** START OF LISTING **

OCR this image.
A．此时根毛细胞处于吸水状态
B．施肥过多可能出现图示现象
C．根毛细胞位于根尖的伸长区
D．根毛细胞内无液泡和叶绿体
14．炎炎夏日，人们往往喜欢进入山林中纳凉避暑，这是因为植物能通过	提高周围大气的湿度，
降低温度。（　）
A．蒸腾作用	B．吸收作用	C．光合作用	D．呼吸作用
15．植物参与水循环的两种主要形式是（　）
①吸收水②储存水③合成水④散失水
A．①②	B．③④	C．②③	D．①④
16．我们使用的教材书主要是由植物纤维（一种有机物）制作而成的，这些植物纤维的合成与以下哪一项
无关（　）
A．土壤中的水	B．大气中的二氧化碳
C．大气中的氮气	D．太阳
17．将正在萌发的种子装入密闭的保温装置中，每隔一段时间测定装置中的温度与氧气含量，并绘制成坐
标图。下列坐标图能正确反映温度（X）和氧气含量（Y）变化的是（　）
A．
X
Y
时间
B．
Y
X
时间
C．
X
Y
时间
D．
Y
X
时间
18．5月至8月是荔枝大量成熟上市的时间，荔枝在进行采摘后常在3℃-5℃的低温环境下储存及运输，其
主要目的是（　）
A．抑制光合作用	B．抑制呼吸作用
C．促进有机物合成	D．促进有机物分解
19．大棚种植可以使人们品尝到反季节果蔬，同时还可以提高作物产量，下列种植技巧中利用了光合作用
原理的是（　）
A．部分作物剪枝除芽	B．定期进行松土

** END OF LISTING **

TASK DIRECTIONS: Your task is to reproduce the whole listing exactly.

RESPONSE:
OCR this image.
A．此时根毛细胞处于吸水状态
B．施肥过多可能出现图示现象
C．根毛细胞位于根尖的伸长区
D．根毛细胞内无液泡和叶绿体
14．炎炎夏日，人们往往喜欢进入山林中纳凉避暑，这是因为植物能通过	提高周围大气的湿度，
降低温度。（　）
A．蒸腾作用	B．吸收作用	C．光合作用	D．呼吸作用
15．植物参与水循环的两种主要形式是（　）
①吸收水②储存水③合成水④散失水
A．①②	B．③④	C．②③	D．①④
16．我们使用的教材书主要是由植物纤维（一种有机物）制作而成的，这些植物纤维的合成与以下哪一项
无关（　）
A．土壤中的水	B．大气中的二氧化碳
C．大气中的氮气	D．太阳
17．将正在萌发的种子装入密闭的保温装置中，每隔一段时间测定装置中的温度与氧气含量，并绘制成坐
标图。下列坐标图能正确反映温度（X）和氧气含量（Y）变化的是（　）
A．
X
Y
时间
B．
Y
X
时间
C．
X
Y
时间
D．
Y
X
时间
18．5月至8月是荔枝大量成熟上市的时间，荔枝在进行采摘后常在3℃-5℃的低温环境下储存及运输，其
主要目的是（　）
A．抑制光合作用	B．抑制呼吸作用
C．促进有机物合成	D．促进有机物分解
19．大棚种植可以使人们品尝到反季节果蔬，同时还可以提高作物产量，下列种植技巧中利用了光合作用
原理的是（　）
A．部分作物剪枝除芽	B．定期进行松土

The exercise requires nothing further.